┏━━

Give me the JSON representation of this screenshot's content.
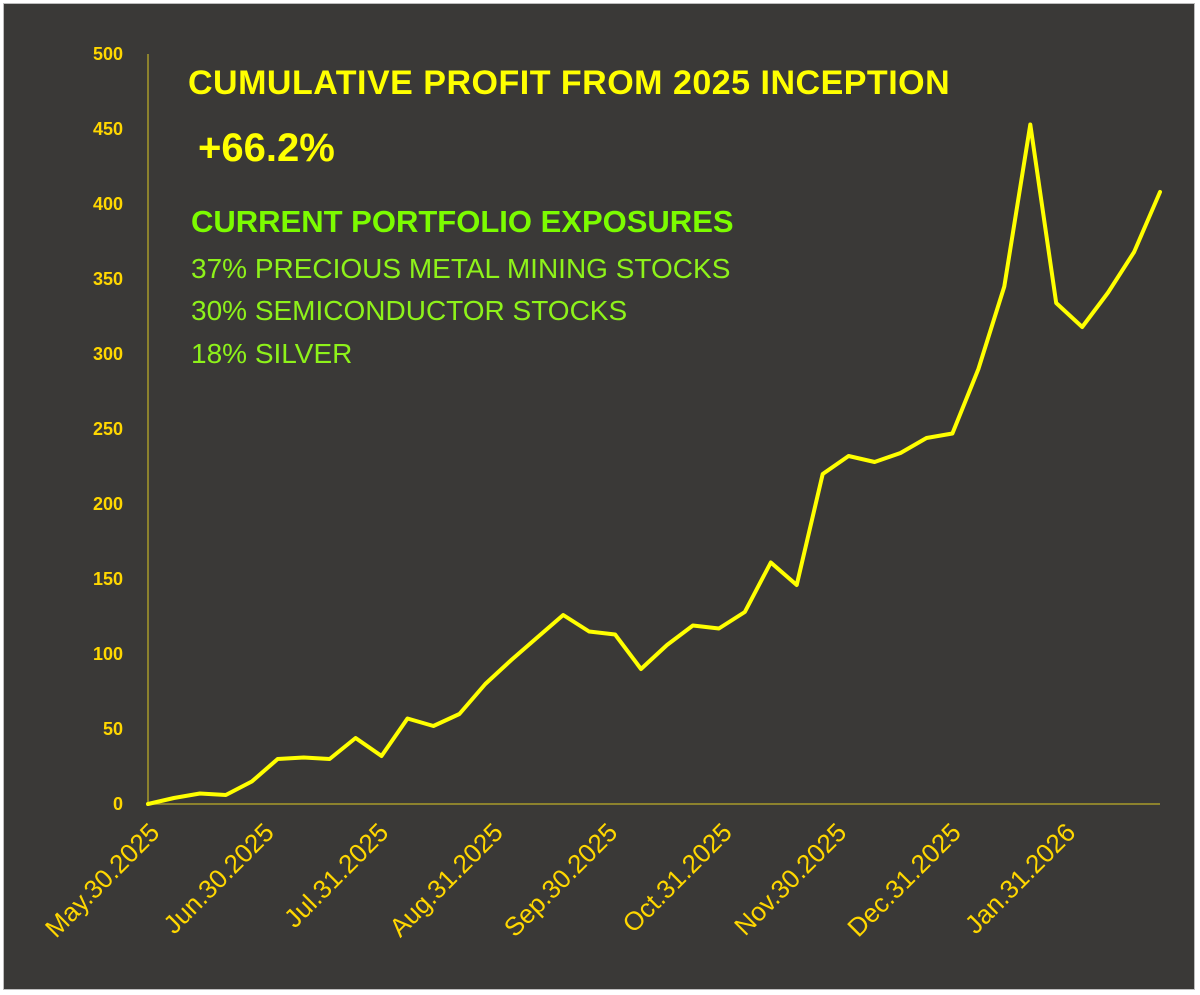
{
  "colors": {
    "background": "#3a3937",
    "line": "#ffff00",
    "axis_text": "#ffd700",
    "exposure_text": "#8ef21a",
    "exposure_heading": "#7cfc00"
  },
  "annotations": {
    "title": "CUMULATIVE PROFIT FROM 2025 INCEPTION",
    "headline_value": "+66.2%",
    "exposure_heading": "CURRENT PORTFOLIO EXPOSURES",
    "exposures": [
      "37% PRECIOUS METAL MINING STOCKS",
      "30% SEMICONDUCTOR STOCKS",
      "18% SILVER"
    ]
  },
  "chart_data": {
    "type": "line",
    "title": "CUMULATIVE PROFIT FROM 2025 INCEPTION",
    "xlabel": "",
    "ylabel": "",
    "ylim": [
      0,
      500
    ],
    "yticks": [
      0,
      50,
      100,
      150,
      200,
      250,
      300,
      350,
      400,
      450,
      500
    ],
    "xtick_labels": [
      "May.30.2025",
      "Jun.30.2025",
      "Jul.31.2025",
      "Aug.31.2025",
      "Sep.30.2025",
      "Oct.31.2025",
      "Nov.30.2025",
      "Dec.31.2025",
      "Jan.31.2026"
    ],
    "grid": false,
    "legend": "none",
    "series": [
      {
        "values": [
          0,
          4,
          7,
          6,
          15,
          30,
          31,
          30,
          44,
          32,
          57,
          52,
          60,
          80,
          96,
          111,
          126,
          115,
          113,
          90,
          106,
          119,
          117,
          128,
          161,
          146,
          220,
          232,
          228,
          234,
          244,
          247,
          290,
          345,
          453,
          334,
          318,
          341,
          368,
          408
        ]
      }
    ]
  }
}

┗━━

◆ What is expected
Using the material above, return every line exactly as it appears, minus the pictures.

◆ Solution below
Give me the JSON representation of this screenshot's content.
{
  "colors": {
    "background": "#3a3937",
    "line": "#ffff00",
    "axis_text": "#ffd700",
    "exposure_text": "#8ef21a",
    "exposure_heading": "#7cfc00"
  },
  "annotations": {
    "title": "CUMULATIVE PROFIT FROM 2025 INCEPTION",
    "headline_value": "+66.2%",
    "exposure_heading": "CURRENT PORTFOLIO EXPOSURES",
    "exposures": [
      "37% PRECIOUS METAL MINING STOCKS",
      "30% SEMICONDUCTOR STOCKS",
      "18% SILVER"
    ]
  },
  "chart_data": {
    "type": "line",
    "title": "CUMULATIVE PROFIT FROM 2025 INCEPTION",
    "xlabel": "",
    "ylabel": "",
    "ylim": [
      0,
      500
    ],
    "yticks": [
      0,
      50,
      100,
      150,
      200,
      250,
      300,
      350,
      400,
      450,
      500
    ],
    "xtick_labels": [
      "May.30.2025",
      "Jun.30.2025",
      "Jul.31.2025",
      "Aug.31.2025",
      "Sep.30.2025",
      "Oct.31.2025",
      "Nov.30.2025",
      "Dec.31.2025",
      "Jan.31.2026"
    ],
    "grid": false,
    "legend": "none",
    "series": [
      {
        "values": [
          0,
          4,
          7,
          6,
          15,
          30,
          31,
          30,
          44,
          32,
          57,
          52,
          60,
          80,
          96,
          111,
          126,
          115,
          113,
          90,
          106,
          119,
          117,
          128,
          161,
          146,
          220,
          232,
          228,
          234,
          244,
          247,
          290,
          345,
          453,
          334,
          318,
          341,
          368,
          408
        ]
      }
    ]
  }
}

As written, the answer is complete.